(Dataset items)
┄┄┄┄┄┄┄┄┄┄┄┄┄┄┄┄┄┄┄┄
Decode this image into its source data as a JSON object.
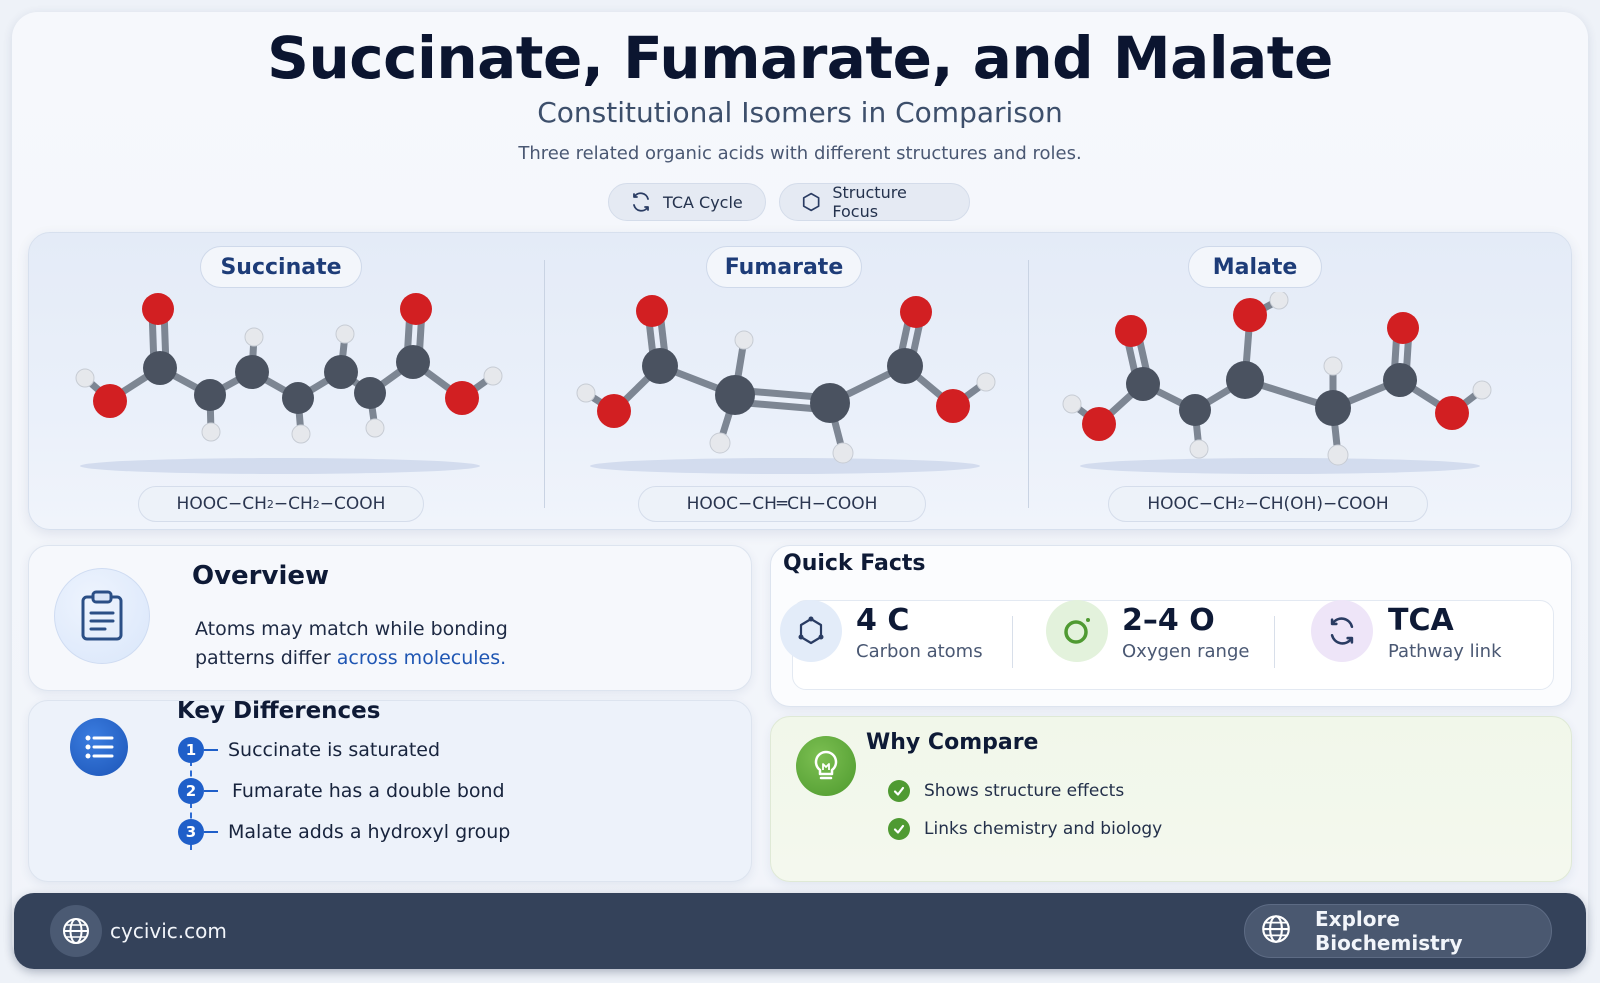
{
  "header": {
    "title": "Succinate, Fumarate, and Malate",
    "subtitle": "Constitutional Isomers in Comparison",
    "tagline": "Three related organic acids with different structures and roles."
  },
  "chips": [
    {
      "label": "TCA Cycle",
      "icon": "cycle-arrows-icon"
    },
    {
      "label": "Structure Focus",
      "icon": "hexagon-icon"
    }
  ],
  "molecules": [
    {
      "name": "Succinate",
      "formula_parts": [
        "HOOC−CH",
        "2",
        "−CH",
        "2",
        "−COOH"
      ]
    },
    {
      "name": "Fumarate",
      "formula_parts": [
        "HOOC−CH═CH−COOH"
      ]
    },
    {
      "name": "Malate",
      "formula_parts": [
        "HOOC−CH",
        "2",
        "−CH(OH)−COOH"
      ]
    }
  ],
  "overview": {
    "title": "Overview",
    "text_line1": "Atoms may match while bonding",
    "text_line2_prefix": "patterns differ ",
    "text_line2_highlight": "across molecules.",
    "icon": "clipboard-icon"
  },
  "key_differences": {
    "title": "Key Differences",
    "icon": "list-icon",
    "items": [
      {
        "num": "1",
        "text": "Succinate is saturated"
      },
      {
        "num": "2",
        "text": "Fumarate has a double bond"
      },
      {
        "num": "3",
        "text": "Malate adds a hydroxyl group"
      }
    ]
  },
  "quick_facts": {
    "title": "Quick Facts",
    "items": [
      {
        "value": "4 C",
        "label": "Carbon atoms",
        "icon": "molecule-icon"
      },
      {
        "value": "2–4 O",
        "label": "Oxygen range",
        "icon": "oxygen-icon"
      },
      {
        "value": "TCA",
        "label": "Pathway link",
        "icon": "cycle-arrows-icon"
      }
    ]
  },
  "why_compare": {
    "title": "Why Compare",
    "icon": "lightbulb-icon",
    "items": [
      "Shows structure effects",
      "Links chemistry and biology"
    ]
  },
  "footer": {
    "site": "cycivic.com",
    "button_label": "Explore Biochemistry"
  },
  "colors": {
    "carbon": "#4a5260",
    "oxygen": "#d21f22",
    "hydrogen": "#e6e8ec",
    "accent_blue": "#1f5fc9",
    "accent_green": "#4f9a32",
    "footer_bg": "#34425a"
  }
}
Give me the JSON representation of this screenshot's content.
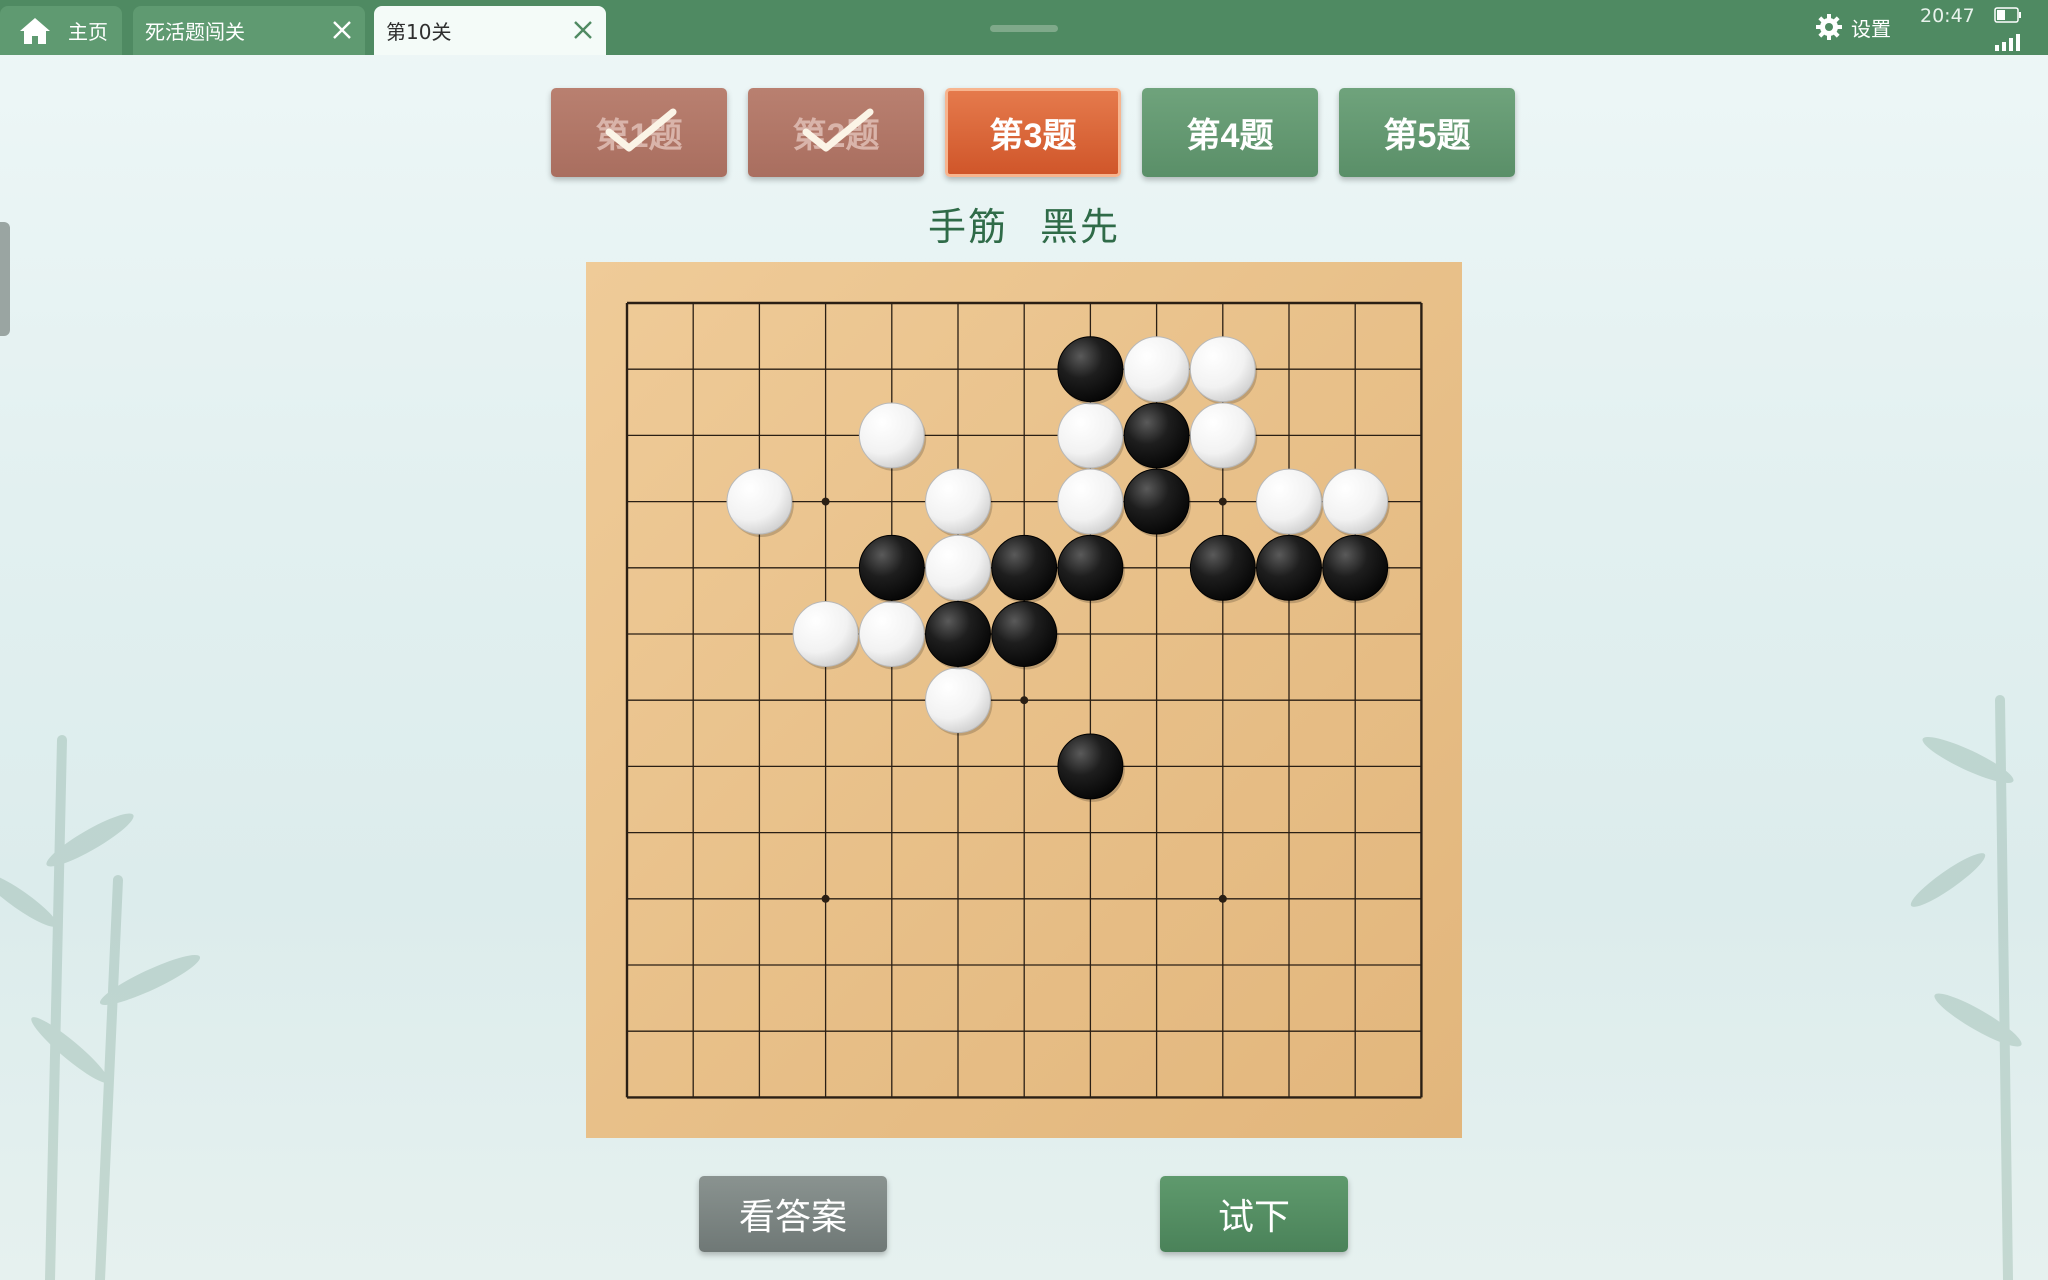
{
  "tabs": {
    "home_label": "主页",
    "tab1_label": "死活题闯关",
    "tab2_label": "第10关"
  },
  "status": {
    "settings_label": "设置",
    "time": "20:47"
  },
  "problems": [
    {
      "label": "第1题",
      "state": "done"
    },
    {
      "label": "第2题",
      "state": "done"
    },
    {
      "label": "第3题",
      "state": "current"
    },
    {
      "label": "第4题",
      "state": "todo"
    },
    {
      "label": "第5题",
      "state": "todo"
    }
  ],
  "problem_title": "手筋 黑先",
  "board": {
    "size": 13,
    "star_points": [
      [
        3,
        3
      ],
      [
        9,
        3
      ],
      [
        6,
        6
      ],
      [
        3,
        9
      ],
      [
        9,
        9
      ]
    ],
    "black": [
      [
        7,
        1
      ],
      [
        8,
        2
      ],
      [
        8,
        3
      ],
      [
        4,
        4
      ],
      [
        6,
        4
      ],
      [
        7,
        4
      ],
      [
        9,
        4
      ],
      [
        10,
        4
      ],
      [
        11,
        4
      ],
      [
        5,
        5
      ],
      [
        6,
        5
      ],
      [
        7,
        7
      ]
    ],
    "white": [
      [
        8,
        1
      ],
      [
        9,
        1
      ],
      [
        7,
        2
      ],
      [
        9,
        2
      ],
      [
        4,
        2
      ],
      [
        7,
        3
      ],
      [
        10,
        3
      ],
      [
        11,
        3
      ],
      [
        2,
        3
      ],
      [
        5,
        3
      ],
      [
        5,
        4
      ],
      [
        3,
        5
      ],
      [
        4,
        5
      ],
      [
        5,
        6
      ]
    ]
  },
  "buttons": {
    "answer_label": "看答案",
    "try_label": "试下"
  },
  "colors": {
    "tabbar": "#4f8a62",
    "current_problem": "#d9622f",
    "done_problem": "#ad7263",
    "todo_problem": "#5f9a6d",
    "board": "#e9c28d"
  }
}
┄┄┄┄┄┄┄┄┄┄┄┄┄┄┄┄┄┄┄┄
» **Your objective**
Copy, from the material, each line that holds the string "Succinate".

» **Written answer**
    "title": "Succinate, Fumarate, and Malate",
      "name": "Succinate",
        "text": "Succinate is saturated"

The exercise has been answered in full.